What is expected: Pictures do not belong in your copy. Repeat all the other data exactly.

[Dataset rows about figures]
____________

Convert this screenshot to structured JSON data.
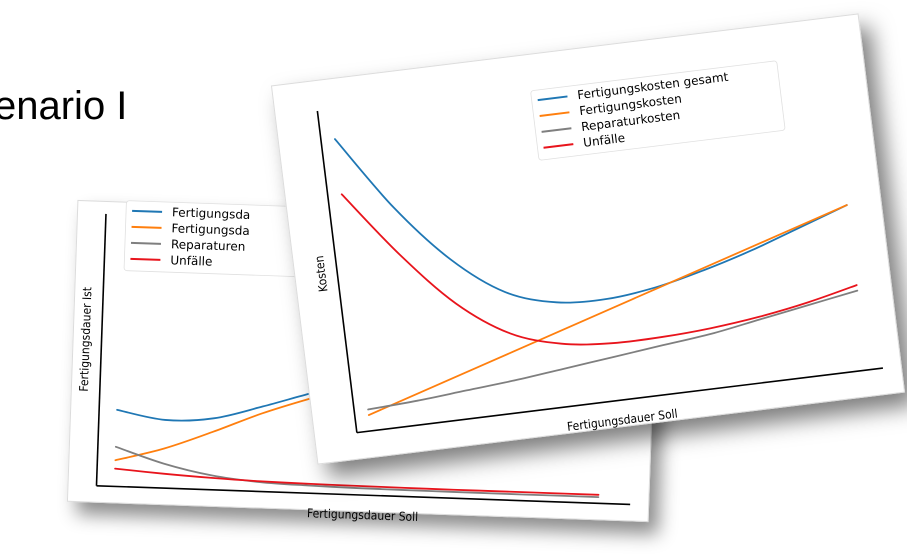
{
  "slide": {
    "title": "enario I"
  },
  "chart_data": [
    {
      "type": "line",
      "title": "",
      "xlabel": "Fertigungsdauer Soll",
      "ylabel": "Fertigungsdauer Ist",
      "x": [
        0,
        0.1,
        0.2,
        0.3,
        0.4,
        0.5,
        0.6,
        0.7,
        0.8,
        0.9,
        1.0
      ],
      "series": [
        {
          "name": "Fertigungsda",
          "color": "#1f77b4",
          "values": [
            0.42,
            0.37,
            0.39,
            0.47,
            0.56,
            0.64,
            0.73,
            0.81,
            0.89,
            0.96,
            1.0
          ]
        },
        {
          "name": "Fertigungsda",
          "color": "#ff7f0e",
          "values": [
            0.12,
            0.2,
            0.31,
            0.43,
            0.53,
            0.62,
            0.71,
            0.79,
            0.87,
            0.94,
            0.99
          ]
        },
        {
          "name": "Reparaturen",
          "color": "#7f7f7f",
          "values": [
            0.2,
            0.11,
            0.05,
            0.02,
            0.01,
            0.005,
            0.003,
            0.002,
            0.001,
            0.001,
            0.001
          ]
        },
        {
          "name": "Unfälle",
          "color": "#e8141c",
          "values": [
            0.07,
            0.05,
            0.035,
            0.025,
            0.02,
            0.018,
            0.016,
            0.015,
            0.015,
            0.015,
            0.015
          ]
        }
      ],
      "legend": "top-left",
      "grid": false
    },
    {
      "type": "line",
      "title": "",
      "xlabel": "Fertigungsdauer Soll",
      "ylabel": "Kosten",
      "x": [
        0,
        0.1,
        0.2,
        0.3,
        0.4,
        0.5,
        0.6,
        0.7,
        0.8,
        0.9,
        1.0
      ],
      "series": [
        {
          "name": "Fertigungskosten gesamt",
          "color": "#1f77b4",
          "values": [
            1.0,
            0.73,
            0.52,
            0.38,
            0.32,
            0.31,
            0.33,
            0.37,
            0.42,
            0.48,
            0.54
          ]
        },
        {
          "name": "Fertigungskosten",
          "color": "#ff7f0e",
          "values": null
        },
        {
          "name": "Reparaturkosten",
          "color": "#7f7f7f",
          "values": [
            0.02,
            0.03,
            0.045,
            0.06,
            0.08,
            0.1,
            0.12,
            0.14,
            0.17,
            0.2,
            0.23
          ]
        },
        {
          "name": "Unfälle",
          "color": "#e8141c",
          "values": [
            0.8,
            0.56,
            0.36,
            0.23,
            0.17,
            0.15,
            0.15,
            0.16,
            0.18,
            0.21,
            0.25
          ]
        }
      ],
      "legend": "top-right",
      "grid": false
    }
  ]
}
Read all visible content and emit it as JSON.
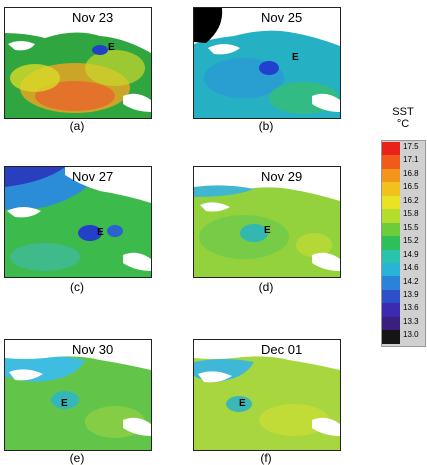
{
  "panels": [
    {
      "date": "Nov 23",
      "caption": "(a)",
      "marker": "E",
      "base_color": "#2aa63e",
      "accent": "#e96a1a"
    },
    {
      "date": "Nov 25",
      "caption": "(b)",
      "marker": "E",
      "base_color": "#1fb5c2",
      "accent": "#1d4fd8"
    },
    {
      "date": "Nov 27",
      "caption": "(c)",
      "marker": "E",
      "base_color": "#39b94b",
      "accent": "#2741c9"
    },
    {
      "date": "Nov 29",
      "caption": "(d)",
      "marker": "E",
      "base_color": "#8fd13a",
      "accent": "#2cbad0"
    },
    {
      "date": "Nov 30",
      "caption": "(e)",
      "marker": "E",
      "base_color": "#5fc34a",
      "accent": "#2cbad0"
    },
    {
      "date": "Dec 01",
      "caption": "(f)",
      "marker": "E",
      "base_color": "#a6d83b",
      "accent": "#2cbad0"
    }
  ],
  "colorbar": {
    "title": "SST",
    "unit": "°C",
    "ticks": [
      "17.5",
      "17.1",
      "16.8",
      "16.5",
      "16.2",
      "15.8",
      "15.5",
      "15.2",
      "14.9",
      "14.6",
      "14.2",
      "13.9",
      "13.6",
      "13.3",
      "13.0"
    ],
    "colors": [
      "#e8241a",
      "#f05a1a",
      "#f3951b",
      "#f1c21d",
      "#e8e423",
      "#b7dd2c",
      "#6ccc3a",
      "#2cbf5a",
      "#29c2ad",
      "#2ab3d9",
      "#2c82d9",
      "#2f4fc9",
      "#3b2bb0",
      "#3a1f7e",
      "#151515"
    ]
  }
}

____________

Solved exercise:
Convert this screenshot to structured JSON data.
{
  "slide": {
    "title": "enario I"
  },
  "chart_data": [
    {
      "type": "line",
      "title": "",
      "xlabel": "Fertigungsdauer Soll",
      "ylabel": "Fertigungsdauer Ist",
      "x": [
        0,
        0.1,
        0.2,
        0.3,
        0.4,
        0.5,
        0.6,
        0.7,
        0.8,
        0.9,
        1.0
      ],
      "series": [
        {
          "name": "Fertigungsda",
          "color": "#1f77b4",
          "values": [
            0.42,
            0.37,
            0.39,
            0.47,
            0.56,
            0.64,
            0.73,
            0.81,
            0.89,
            0.96,
            1.0
          ]
        },
        {
          "name": "Fertigungsda",
          "color": "#ff7f0e",
          "values": [
            0.12,
            0.2,
            0.31,
            0.43,
            0.53,
            0.62,
            0.71,
            0.79,
            0.87,
            0.94,
            0.99
          ]
        },
        {
          "name": "Reparaturen",
          "color": "#7f7f7f",
          "values": [
            0.2,
            0.11,
            0.05,
            0.02,
            0.01,
            0.005,
            0.003,
            0.002,
            0.001,
            0.001,
            0.001
          ]
        },
        {
          "name": "Unfälle",
          "color": "#e8141c",
          "values": [
            0.07,
            0.05,
            0.035,
            0.025,
            0.02,
            0.018,
            0.016,
            0.015,
            0.015,
            0.015,
            0.015
          ]
        }
      ],
      "legend": "top-left",
      "grid": false
    },
    {
      "type": "line",
      "title": "",
      "xlabel": "Fertigungsdauer Soll",
      "ylabel": "Kosten",
      "x": [
        0,
        0.1,
        0.2,
        0.3,
        0.4,
        0.5,
        0.6,
        0.7,
        0.8,
        0.9,
        1.0
      ],
      "series": [
        {
          "name": "Fertigungskosten gesamt",
          "color": "#1f77b4",
          "values": [
            1.0,
            0.73,
            0.52,
            0.38,
            0.32,
            0.31,
            0.33,
            0.37,
            0.42,
            0.48,
            0.54
          ]
        },
        {
          "name": "Fertigungskosten",
          "color": "#ff7f0e",
          "values": null
        },
        {
          "name": "Reparaturkosten",
          "color": "#7f7f7f",
          "values": [
            0.02,
            0.03,
            0.045,
            0.06,
            0.08,
            0.1,
            0.12,
            0.14,
            0.17,
            0.2,
            0.23
          ]
        },
        {
          "name": "Unfälle",
          "color": "#e8141c",
          "values": [
            0.8,
            0.56,
            0.36,
            0.23,
            0.17,
            0.15,
            0.15,
            0.16,
            0.18,
            0.21,
            0.25
          ]
        }
      ],
      "legend": "top-right",
      "grid": false
    }
  ]
}
Read all visible content and emit it as JSON.
{
  "panels": [
    {
      "date": "Nov 23",
      "caption": "(a)",
      "marker": "E",
      "base_color": "#2aa63e",
      "accent": "#e96a1a"
    },
    {
      "date": "Nov 25",
      "caption": "(b)",
      "marker": "E",
      "base_color": "#1fb5c2",
      "accent": "#1d4fd8"
    },
    {
      "date": "Nov 27",
      "caption": "(c)",
      "marker": "E",
      "base_color": "#39b94b",
      "accent": "#2741c9"
    },
    {
      "date": "Nov 29",
      "caption": "(d)",
      "marker": "E",
      "base_color": "#8fd13a",
      "accent": "#2cbad0"
    },
    {
      "date": "Nov 30",
      "caption": "(e)",
      "marker": "E",
      "base_color": "#5fc34a",
      "accent": "#2cbad0"
    },
    {
      "date": "Dec 01",
      "caption": "(f)",
      "marker": "E",
      "base_color": "#a6d83b",
      "accent": "#2cbad0"
    }
  ],
  "colorbar": {
    "title": "SST",
    "unit": "°C",
    "ticks": [
      "17.5",
      "17.1",
      "16.8",
      "16.5",
      "16.2",
      "15.8",
      "15.5",
      "15.2",
      "14.9",
      "14.6",
      "14.2",
      "13.9",
      "13.6",
      "13.3",
      "13.0"
    ],
    "colors": [
      "#e8241a",
      "#f05a1a",
      "#f3951b",
      "#f1c21d",
      "#e8e423",
      "#b7dd2c",
      "#6ccc3a",
      "#2cbf5a",
      "#29c2ad",
      "#2ab3d9",
      "#2c82d9",
      "#2f4fc9",
      "#3b2bb0",
      "#3a1f7e",
      "#151515"
    ]
  }
}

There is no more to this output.